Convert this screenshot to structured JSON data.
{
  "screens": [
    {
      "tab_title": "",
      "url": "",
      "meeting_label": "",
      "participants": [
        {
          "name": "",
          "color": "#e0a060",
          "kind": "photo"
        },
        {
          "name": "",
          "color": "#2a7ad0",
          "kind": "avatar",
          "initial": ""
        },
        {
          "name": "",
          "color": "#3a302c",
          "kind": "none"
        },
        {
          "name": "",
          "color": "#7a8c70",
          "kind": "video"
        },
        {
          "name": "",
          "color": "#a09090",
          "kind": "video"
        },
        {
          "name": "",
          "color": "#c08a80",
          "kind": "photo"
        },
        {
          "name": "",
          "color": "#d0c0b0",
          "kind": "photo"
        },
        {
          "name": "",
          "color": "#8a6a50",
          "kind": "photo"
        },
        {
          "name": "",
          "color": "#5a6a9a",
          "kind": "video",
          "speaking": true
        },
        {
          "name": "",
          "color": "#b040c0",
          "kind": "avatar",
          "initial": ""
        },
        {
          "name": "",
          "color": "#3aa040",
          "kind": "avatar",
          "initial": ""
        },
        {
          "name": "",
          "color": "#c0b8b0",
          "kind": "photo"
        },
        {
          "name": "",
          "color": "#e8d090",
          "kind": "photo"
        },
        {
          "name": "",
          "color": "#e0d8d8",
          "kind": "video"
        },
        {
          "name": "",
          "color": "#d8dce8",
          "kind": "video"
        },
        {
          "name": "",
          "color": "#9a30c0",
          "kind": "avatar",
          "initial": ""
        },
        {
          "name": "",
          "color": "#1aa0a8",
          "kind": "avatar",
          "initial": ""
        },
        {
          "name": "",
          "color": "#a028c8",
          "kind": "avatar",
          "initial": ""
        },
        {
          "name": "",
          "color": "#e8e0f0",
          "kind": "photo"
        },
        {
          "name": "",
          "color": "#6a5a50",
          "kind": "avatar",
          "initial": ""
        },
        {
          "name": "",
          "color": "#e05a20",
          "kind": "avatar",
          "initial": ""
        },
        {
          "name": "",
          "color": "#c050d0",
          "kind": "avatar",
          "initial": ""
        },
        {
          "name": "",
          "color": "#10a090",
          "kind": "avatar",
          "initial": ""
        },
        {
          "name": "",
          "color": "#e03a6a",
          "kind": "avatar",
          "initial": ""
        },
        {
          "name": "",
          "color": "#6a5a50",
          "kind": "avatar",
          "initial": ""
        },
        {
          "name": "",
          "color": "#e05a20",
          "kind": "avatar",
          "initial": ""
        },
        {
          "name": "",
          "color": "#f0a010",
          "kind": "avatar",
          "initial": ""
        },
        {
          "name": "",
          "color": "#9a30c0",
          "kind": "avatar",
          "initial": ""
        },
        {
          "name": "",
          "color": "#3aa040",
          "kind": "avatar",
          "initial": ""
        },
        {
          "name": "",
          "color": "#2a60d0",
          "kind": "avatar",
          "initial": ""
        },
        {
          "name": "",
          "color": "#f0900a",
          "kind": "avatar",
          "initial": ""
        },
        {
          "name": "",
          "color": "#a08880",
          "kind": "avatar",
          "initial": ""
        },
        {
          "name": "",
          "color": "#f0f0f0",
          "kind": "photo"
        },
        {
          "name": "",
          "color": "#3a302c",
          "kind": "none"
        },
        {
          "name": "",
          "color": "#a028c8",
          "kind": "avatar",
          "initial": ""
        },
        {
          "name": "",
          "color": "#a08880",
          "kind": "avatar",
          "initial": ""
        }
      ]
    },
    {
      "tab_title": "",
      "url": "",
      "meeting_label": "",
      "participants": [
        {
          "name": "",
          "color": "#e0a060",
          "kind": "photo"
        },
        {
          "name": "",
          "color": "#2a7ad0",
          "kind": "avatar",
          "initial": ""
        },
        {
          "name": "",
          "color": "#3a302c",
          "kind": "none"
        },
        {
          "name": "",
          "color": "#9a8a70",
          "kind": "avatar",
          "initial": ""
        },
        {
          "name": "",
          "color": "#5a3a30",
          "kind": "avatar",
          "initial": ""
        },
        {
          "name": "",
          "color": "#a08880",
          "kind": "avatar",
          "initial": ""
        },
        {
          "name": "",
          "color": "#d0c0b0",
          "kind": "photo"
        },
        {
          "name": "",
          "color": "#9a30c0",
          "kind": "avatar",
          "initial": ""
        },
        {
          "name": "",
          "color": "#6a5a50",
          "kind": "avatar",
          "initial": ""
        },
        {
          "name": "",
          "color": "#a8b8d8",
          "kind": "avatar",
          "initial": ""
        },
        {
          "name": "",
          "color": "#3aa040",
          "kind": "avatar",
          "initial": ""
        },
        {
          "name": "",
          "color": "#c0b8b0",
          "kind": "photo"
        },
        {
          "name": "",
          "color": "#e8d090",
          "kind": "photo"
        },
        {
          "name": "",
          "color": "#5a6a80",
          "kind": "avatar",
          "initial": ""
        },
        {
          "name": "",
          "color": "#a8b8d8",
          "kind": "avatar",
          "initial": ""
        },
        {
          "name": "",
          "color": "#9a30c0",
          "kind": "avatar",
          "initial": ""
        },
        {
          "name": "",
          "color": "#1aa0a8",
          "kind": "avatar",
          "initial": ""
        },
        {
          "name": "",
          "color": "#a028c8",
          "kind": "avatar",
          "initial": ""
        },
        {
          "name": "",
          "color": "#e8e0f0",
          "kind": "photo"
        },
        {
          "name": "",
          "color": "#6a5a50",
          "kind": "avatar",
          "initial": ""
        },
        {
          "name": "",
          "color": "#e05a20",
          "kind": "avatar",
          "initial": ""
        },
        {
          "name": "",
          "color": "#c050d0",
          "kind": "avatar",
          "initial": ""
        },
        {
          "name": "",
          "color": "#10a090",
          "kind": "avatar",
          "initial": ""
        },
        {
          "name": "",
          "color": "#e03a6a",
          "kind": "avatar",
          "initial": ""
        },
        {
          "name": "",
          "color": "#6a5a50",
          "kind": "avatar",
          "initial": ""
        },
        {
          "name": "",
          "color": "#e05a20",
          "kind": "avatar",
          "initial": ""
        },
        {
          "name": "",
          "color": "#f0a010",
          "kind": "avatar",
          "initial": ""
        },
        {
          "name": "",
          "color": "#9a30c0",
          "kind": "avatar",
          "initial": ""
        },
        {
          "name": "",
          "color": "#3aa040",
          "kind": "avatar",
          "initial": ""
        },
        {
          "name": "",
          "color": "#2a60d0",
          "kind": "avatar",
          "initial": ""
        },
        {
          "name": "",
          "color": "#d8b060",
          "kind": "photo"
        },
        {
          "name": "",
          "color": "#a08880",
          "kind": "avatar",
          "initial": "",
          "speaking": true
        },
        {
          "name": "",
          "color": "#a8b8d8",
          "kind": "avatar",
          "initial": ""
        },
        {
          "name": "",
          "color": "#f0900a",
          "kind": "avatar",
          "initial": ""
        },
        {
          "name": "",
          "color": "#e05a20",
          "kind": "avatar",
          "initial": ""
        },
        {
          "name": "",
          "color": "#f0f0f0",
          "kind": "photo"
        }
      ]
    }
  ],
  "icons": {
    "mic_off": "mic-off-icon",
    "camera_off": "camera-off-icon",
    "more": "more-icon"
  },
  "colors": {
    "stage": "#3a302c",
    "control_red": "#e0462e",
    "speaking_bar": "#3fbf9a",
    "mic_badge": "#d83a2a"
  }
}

__THE PROBLEM__
Print all of the entries again, exactly as written.

__WRITTEN ANSWER__
Convert this screenshot to structured JSON data.
{
  "screens": [
    {
      "tab_title": "",
      "url": "",
      "meeting_label": "",
      "participants": [
        {
          "name": "",
          "color": "#e0a060",
          "kind": "photo"
        },
        {
          "name": "",
          "color": "#2a7ad0",
          "kind": "avatar",
          "initial": ""
        },
        {
          "name": "",
          "color": "#3a302c",
          "kind": "none"
        },
        {
          "name": "",
          "color": "#7a8c70",
          "kind": "video"
        },
        {
          "name": "",
          "color": "#a09090",
          "kind": "video"
        },
        {
          "name": "",
          "color": "#c08a80",
          "kind": "photo"
        },
        {
          "name": "",
          "color": "#d0c0b0",
          "kind": "photo"
        },
        {
          "name": "",
          "color": "#8a6a50",
          "kind": "photo"
        },
        {
          "name": "",
          "color": "#5a6a9a",
          "kind": "video",
          "speaking": true
        },
        {
          "name": "",
          "color": "#b040c0",
          "kind": "avatar",
          "initial": ""
        },
        {
          "name": "",
          "color": "#3aa040",
          "kind": "avatar",
          "initial": ""
        },
        {
          "name": "",
          "color": "#c0b8b0",
          "kind": "photo"
        },
        {
          "name": "",
          "color": "#e8d090",
          "kind": "photo"
        },
        {
          "name": "",
          "color": "#e0d8d8",
          "kind": "video"
        },
        {
          "name": "",
          "color": "#d8dce8",
          "kind": "video"
        },
        {
          "name": "",
          "color": "#9a30c0",
          "kind": "avatar",
          "initial": ""
        },
        {
          "name": "",
          "color": "#1aa0a8",
          "kind": "avatar",
          "initial": ""
        },
        {
          "name": "",
          "color": "#a028c8",
          "kind": "avatar",
          "initial": ""
        },
        {
          "name": "",
          "color": "#e8e0f0",
          "kind": "photo"
        },
        {
          "name": "",
          "color": "#6a5a50",
          "kind": "avatar",
          "initial": ""
        },
        {
          "name": "",
          "color": "#e05a20",
          "kind": "avatar",
          "initial": ""
        },
        {
          "name": "",
          "color": "#c050d0",
          "kind": "avatar",
          "initial": ""
        },
        {
          "name": "",
          "color": "#10a090",
          "kind": "avatar",
          "initial": ""
        },
        {
          "name": "",
          "color": "#e03a6a",
          "kind": "avatar",
          "initial": ""
        },
        {
          "name": "",
          "color": "#6a5a50",
          "kind": "avatar",
          "initial": ""
        },
        {
          "name": "",
          "color": "#e05a20",
          "kind": "avatar",
          "initial": ""
        },
        {
          "name": "",
          "color": "#f0a010",
          "kind": "avatar",
          "initial": ""
        },
        {
          "name": "",
          "color": "#9a30c0",
          "kind": "avatar",
          "initial": ""
        },
        {
          "name": "",
          "color": "#3aa040",
          "kind": "avatar",
          "initial": ""
        },
        {
          "name": "",
          "color": "#2a60d0",
          "kind": "avatar",
          "initial": ""
        },
        {
          "name": "",
          "color": "#f0900a",
          "kind": "avatar",
          "initial": ""
        },
        {
          "name": "",
          "color": "#a08880",
          "kind": "avatar",
          "initial": ""
        },
        {
          "name": "",
          "color": "#f0f0f0",
          "kind": "photo"
        },
        {
          "name": "",
          "color": "#3a302c",
          "kind": "none"
        },
        {
          "name": "",
          "color": "#a028c8",
          "kind": "avatar",
          "initial": ""
        },
        {
          "name": "",
          "color": "#a08880",
          "kind": "avatar",
          "initial": ""
        }
      ]
    },
    {
      "tab_title": "",
      "url": "",
      "meeting_label": "",
      "participants": [
        {
          "name": "",
          "color": "#e0a060",
          "kind": "photo"
        },
        {
          "name": "",
          "color": "#2a7ad0",
          "kind": "avatar",
          "initial": ""
        },
        {
          "name": "",
          "color": "#3a302c",
          "kind": "none"
        },
        {
          "name": "",
          "color": "#9a8a70",
          "kind": "avatar",
          "initial": ""
        },
        {
          "name": "",
          "color": "#5a3a30",
          "kind": "avatar",
          "initial": ""
        },
        {
          "name": "",
          "color": "#a08880",
          "kind": "avatar",
          "initial": ""
        },
        {
          "name": "",
          "color": "#d0c0b0",
          "kind": "photo"
        },
        {
          "name": "",
          "color": "#9a30c0",
          "kind": "avatar",
          "initial": ""
        },
        {
          "name": "",
          "color": "#6a5a50",
          "kind": "avatar",
          "initial": ""
        },
        {
          "name": "",
          "color": "#a8b8d8",
          "kind": "avatar",
          "initial": ""
        },
        {
          "name": "",
          "color": "#3aa040",
          "kind": "avatar",
          "initial": ""
        },
        {
          "name": "",
          "color": "#c0b8b0",
          "kind": "photo"
        },
        {
          "name": "",
          "color": "#e8d090",
          "kind": "photo"
        },
        {
          "name": "",
          "color": "#5a6a80",
          "kind": "avatar",
          "initial": ""
        },
        {
          "name": "",
          "color": "#a8b8d8",
          "kind": "avatar",
          "initial": ""
        },
        {
          "name": "",
          "color": "#9a30c0",
          "kind": "avatar",
          "initial": ""
        },
        {
          "name": "",
          "color": "#1aa0a8",
          "kind": "avatar",
          "initial": ""
        },
        {
          "name": "",
          "color": "#a028c8",
          "kind": "avatar",
          "initial": ""
        },
        {
          "name": "",
          "color": "#e8e0f0",
          "kind": "photo"
        },
        {
          "name": "",
          "color": "#6a5a50",
          "kind": "avatar",
          "initial": ""
        },
        {
          "name": "",
          "color": "#e05a20",
          "kind": "avatar",
          "initial": ""
        },
        {
          "name": "",
          "color": "#c050d0",
          "kind": "avatar",
          "initial": ""
        },
        {
          "name": "",
          "color": "#10a090",
          "kind": "avatar",
          "initial": ""
        },
        {
          "name": "",
          "color": "#e03a6a",
          "kind": "avatar",
          "initial": ""
        },
        {
          "name": "",
          "color": "#6a5a50",
          "kind": "avatar",
          "initial": ""
        },
        {
          "name": "",
          "color": "#e05a20",
          "kind": "avatar",
          "initial": ""
        },
        {
          "name": "",
          "color": "#f0a010",
          "kind": "avatar",
          "initial": ""
        },
        {
          "name": "",
          "color": "#9a30c0",
          "kind": "avatar",
          "initial": ""
        },
        {
          "name": "",
          "color": "#3aa040",
          "kind": "avatar",
          "initial": ""
        },
        {
          "name": "",
          "color": "#2a60d0",
          "kind": "avatar",
          "initial": ""
        },
        {
          "name": "",
          "color": "#d8b060",
          "kind": "photo"
        },
        {
          "name": "",
          "color": "#a08880",
          "kind": "avatar",
          "initial": "",
          "speaking": true
        },
        {
          "name": "",
          "color": "#a8b8d8",
          "kind": "avatar",
          "initial": ""
        },
        {
          "name": "",
          "color": "#f0900a",
          "kind": "avatar",
          "initial": ""
        },
        {
          "name": "",
          "color": "#e05a20",
          "kind": "avatar",
          "initial": ""
        },
        {
          "name": "",
          "color": "#f0f0f0",
          "kind": "photo"
        }
      ]
    }
  ],
  "icons": {
    "mic_off": "mic-off-icon",
    "camera_off": "camera-off-icon",
    "more": "more-icon"
  },
  "colors": {
    "stage": "#3a302c",
    "control_red": "#e0462e",
    "speaking_bar": "#3fbf9a",
    "mic_badge": "#d83a2a"
  }
}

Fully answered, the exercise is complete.